▶ _THE TASK_
Sift the listing for lines that hold the string "социальной" and pull them out.

▶ _INFORMATION SHOWN_
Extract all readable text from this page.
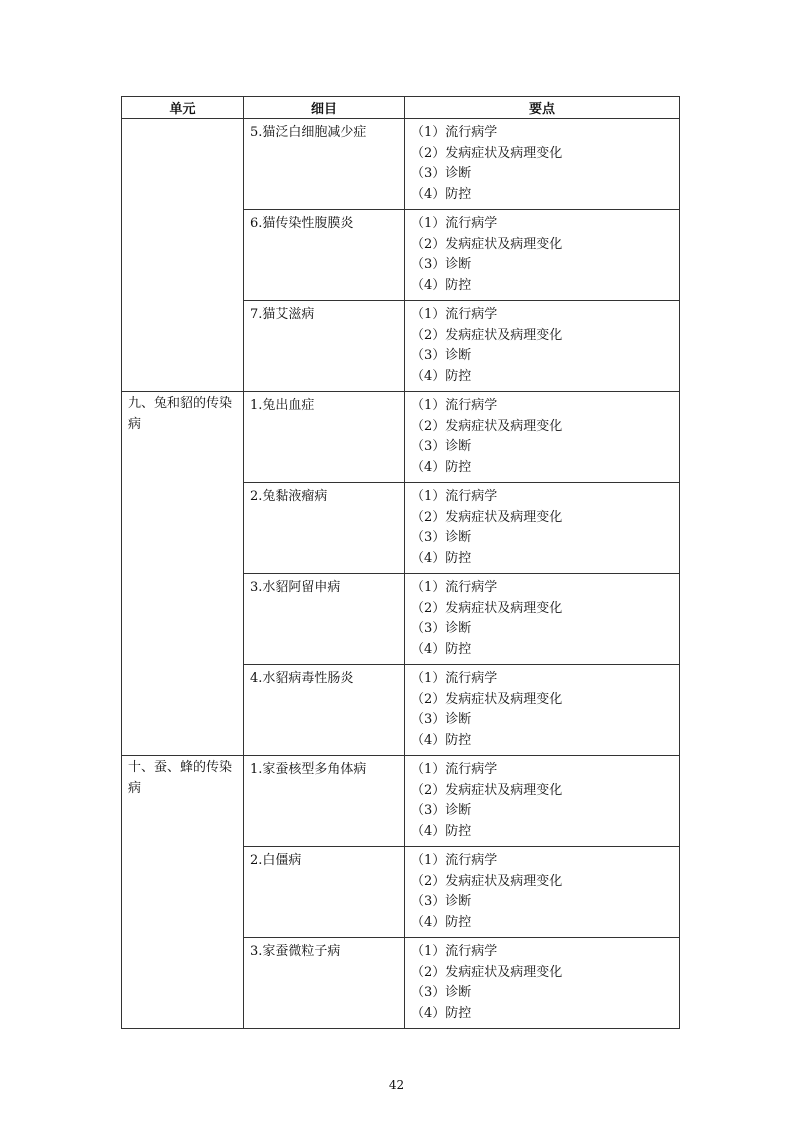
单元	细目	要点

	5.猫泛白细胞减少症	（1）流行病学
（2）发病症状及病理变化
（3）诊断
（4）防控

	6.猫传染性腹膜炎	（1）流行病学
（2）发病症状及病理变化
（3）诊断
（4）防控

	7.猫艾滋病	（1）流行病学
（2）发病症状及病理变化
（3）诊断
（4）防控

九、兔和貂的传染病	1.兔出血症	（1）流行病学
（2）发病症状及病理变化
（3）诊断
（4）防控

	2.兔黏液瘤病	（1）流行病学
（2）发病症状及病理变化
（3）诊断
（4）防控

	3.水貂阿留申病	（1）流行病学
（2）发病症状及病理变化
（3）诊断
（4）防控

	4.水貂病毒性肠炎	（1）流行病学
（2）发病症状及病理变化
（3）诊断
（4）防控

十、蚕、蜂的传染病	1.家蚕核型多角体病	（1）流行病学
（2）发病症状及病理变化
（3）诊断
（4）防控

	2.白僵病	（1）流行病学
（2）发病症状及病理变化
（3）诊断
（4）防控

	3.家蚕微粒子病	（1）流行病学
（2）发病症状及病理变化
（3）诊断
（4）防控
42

...

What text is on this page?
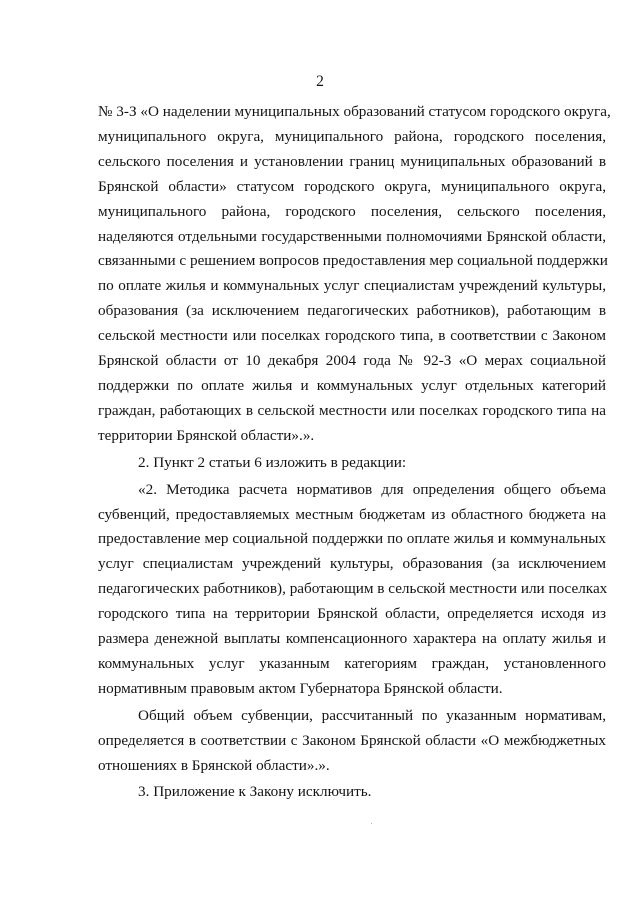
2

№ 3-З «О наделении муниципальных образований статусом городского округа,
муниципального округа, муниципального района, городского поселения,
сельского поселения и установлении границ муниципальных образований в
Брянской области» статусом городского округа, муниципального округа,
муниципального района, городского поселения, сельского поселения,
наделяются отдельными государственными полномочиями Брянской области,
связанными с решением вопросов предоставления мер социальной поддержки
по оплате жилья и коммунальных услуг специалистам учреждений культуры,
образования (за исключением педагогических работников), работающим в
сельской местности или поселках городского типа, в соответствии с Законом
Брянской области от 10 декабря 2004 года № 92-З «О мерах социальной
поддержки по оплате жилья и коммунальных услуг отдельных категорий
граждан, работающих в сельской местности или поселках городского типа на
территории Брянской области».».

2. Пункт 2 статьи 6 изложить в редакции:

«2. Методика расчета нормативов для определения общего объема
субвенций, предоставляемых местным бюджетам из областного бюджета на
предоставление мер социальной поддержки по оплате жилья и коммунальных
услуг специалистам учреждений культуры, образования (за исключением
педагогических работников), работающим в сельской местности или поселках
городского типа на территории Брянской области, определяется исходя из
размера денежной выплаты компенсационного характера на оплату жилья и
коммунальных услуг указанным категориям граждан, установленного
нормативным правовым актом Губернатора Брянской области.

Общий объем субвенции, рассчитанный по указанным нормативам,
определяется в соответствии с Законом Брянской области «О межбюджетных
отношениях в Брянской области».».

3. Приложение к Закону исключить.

▶ _TASK SOLUTION_
связанными с решением вопросов предоставления мер социальной поддержки
Брянской области от 10 декабря 2004 года № 92-З «О мерах социальной
предоставление мер социальной поддержки по оплате жилья и коммунальных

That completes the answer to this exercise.